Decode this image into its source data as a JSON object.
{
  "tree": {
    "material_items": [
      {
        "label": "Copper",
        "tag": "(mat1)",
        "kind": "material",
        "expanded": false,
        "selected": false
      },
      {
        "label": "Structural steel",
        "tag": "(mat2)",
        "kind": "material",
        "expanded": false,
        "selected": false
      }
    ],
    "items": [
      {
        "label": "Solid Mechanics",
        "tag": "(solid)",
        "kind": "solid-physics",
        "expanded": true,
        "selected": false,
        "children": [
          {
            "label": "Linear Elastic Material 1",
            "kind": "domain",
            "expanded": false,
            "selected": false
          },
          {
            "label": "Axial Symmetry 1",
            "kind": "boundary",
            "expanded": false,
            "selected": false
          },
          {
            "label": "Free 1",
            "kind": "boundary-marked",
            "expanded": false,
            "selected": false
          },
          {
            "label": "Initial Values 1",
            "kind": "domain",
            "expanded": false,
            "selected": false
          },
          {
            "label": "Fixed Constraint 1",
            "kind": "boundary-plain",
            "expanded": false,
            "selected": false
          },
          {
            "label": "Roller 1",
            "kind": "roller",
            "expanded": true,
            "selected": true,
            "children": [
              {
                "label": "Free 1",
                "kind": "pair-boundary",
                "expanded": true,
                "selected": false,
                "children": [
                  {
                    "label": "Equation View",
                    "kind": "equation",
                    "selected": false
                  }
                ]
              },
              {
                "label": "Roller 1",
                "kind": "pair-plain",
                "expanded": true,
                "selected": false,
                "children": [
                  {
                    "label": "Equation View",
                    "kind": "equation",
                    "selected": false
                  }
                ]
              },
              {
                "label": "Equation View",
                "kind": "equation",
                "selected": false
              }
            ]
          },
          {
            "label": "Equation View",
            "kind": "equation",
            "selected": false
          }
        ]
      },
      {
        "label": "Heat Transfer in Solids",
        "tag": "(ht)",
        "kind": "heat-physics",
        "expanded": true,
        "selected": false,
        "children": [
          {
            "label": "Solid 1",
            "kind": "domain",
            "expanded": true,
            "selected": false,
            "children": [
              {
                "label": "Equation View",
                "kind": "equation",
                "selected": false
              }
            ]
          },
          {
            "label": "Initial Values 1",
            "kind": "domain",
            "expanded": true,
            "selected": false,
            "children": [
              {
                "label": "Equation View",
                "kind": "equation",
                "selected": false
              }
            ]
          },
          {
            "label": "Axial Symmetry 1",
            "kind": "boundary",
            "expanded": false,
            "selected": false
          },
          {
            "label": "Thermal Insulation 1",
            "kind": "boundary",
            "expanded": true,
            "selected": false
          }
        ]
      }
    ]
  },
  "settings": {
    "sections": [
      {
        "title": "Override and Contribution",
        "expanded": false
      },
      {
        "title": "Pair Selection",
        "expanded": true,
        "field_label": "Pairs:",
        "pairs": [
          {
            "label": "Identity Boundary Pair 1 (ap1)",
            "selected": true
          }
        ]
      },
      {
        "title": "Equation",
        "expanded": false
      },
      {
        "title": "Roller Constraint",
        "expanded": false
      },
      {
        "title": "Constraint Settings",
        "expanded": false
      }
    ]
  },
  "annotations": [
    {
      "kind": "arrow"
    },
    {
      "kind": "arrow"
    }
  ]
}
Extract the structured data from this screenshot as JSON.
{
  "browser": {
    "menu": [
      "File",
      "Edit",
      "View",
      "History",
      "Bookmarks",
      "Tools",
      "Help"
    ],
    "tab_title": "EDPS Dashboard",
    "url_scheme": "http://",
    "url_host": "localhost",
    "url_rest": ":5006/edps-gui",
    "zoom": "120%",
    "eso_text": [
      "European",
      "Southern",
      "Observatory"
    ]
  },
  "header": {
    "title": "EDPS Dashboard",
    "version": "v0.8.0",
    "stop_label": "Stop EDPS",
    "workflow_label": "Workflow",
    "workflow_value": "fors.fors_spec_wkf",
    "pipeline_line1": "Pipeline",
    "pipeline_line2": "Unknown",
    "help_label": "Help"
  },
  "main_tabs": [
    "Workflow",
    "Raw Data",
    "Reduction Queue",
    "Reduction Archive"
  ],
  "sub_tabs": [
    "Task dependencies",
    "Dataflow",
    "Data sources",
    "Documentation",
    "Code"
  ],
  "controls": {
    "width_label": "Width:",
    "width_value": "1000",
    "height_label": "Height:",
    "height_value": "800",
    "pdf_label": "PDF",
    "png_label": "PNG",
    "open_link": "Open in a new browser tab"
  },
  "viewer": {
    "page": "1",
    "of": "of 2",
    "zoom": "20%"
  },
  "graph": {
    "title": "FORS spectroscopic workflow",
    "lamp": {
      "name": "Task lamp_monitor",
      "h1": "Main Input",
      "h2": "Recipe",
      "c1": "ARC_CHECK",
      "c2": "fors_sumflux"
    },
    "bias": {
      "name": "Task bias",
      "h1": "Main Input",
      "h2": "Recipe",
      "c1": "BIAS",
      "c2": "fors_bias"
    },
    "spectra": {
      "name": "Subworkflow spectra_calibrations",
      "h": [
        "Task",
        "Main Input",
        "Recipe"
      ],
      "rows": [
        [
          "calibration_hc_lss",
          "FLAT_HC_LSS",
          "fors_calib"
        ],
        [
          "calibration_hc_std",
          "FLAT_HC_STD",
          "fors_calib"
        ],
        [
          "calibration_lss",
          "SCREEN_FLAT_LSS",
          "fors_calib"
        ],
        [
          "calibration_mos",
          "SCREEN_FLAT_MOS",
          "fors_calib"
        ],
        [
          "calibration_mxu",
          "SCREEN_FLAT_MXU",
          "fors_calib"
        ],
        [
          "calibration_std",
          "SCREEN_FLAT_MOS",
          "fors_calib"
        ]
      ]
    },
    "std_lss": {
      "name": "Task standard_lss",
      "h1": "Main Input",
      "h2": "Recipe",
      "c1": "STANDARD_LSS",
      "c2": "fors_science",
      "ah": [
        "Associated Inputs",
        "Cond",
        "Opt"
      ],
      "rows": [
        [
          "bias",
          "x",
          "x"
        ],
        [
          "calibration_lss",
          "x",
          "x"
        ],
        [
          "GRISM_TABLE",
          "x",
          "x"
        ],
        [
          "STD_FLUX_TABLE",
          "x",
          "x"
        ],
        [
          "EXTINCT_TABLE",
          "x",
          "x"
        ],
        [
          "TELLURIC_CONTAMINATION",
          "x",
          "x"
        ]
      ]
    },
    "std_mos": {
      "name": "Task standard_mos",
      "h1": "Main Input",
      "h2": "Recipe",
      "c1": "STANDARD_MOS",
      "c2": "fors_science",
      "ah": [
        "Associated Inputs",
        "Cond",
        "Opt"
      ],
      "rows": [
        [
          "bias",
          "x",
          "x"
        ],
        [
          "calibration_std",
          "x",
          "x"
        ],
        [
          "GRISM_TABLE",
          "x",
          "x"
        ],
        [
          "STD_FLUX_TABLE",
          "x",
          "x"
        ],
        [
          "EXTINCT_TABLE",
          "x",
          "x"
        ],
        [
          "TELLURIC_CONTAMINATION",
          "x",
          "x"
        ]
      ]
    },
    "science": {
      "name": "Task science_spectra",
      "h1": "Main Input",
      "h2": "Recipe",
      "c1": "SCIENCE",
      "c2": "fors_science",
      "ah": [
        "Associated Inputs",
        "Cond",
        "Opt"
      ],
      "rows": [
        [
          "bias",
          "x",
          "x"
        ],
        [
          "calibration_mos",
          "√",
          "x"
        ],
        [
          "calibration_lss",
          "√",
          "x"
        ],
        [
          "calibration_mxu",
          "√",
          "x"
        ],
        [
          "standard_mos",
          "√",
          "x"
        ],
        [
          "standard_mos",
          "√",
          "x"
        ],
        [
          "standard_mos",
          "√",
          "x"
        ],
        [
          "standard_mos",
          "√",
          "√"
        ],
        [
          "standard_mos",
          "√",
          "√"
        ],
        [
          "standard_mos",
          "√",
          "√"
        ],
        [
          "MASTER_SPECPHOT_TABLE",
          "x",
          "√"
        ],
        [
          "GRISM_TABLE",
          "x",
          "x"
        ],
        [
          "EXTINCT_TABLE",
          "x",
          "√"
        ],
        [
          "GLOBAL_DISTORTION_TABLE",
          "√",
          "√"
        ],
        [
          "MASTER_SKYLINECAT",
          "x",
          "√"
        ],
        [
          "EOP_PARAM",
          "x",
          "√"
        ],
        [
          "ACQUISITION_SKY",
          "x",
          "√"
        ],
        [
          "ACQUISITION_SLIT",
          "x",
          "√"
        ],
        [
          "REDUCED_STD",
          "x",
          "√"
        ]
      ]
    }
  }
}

****************

PROBLEM TO WORK ON:
The answer is a single number: how many lines include the word "Dashboard"?

REPLY TO THE EXERCISE:
2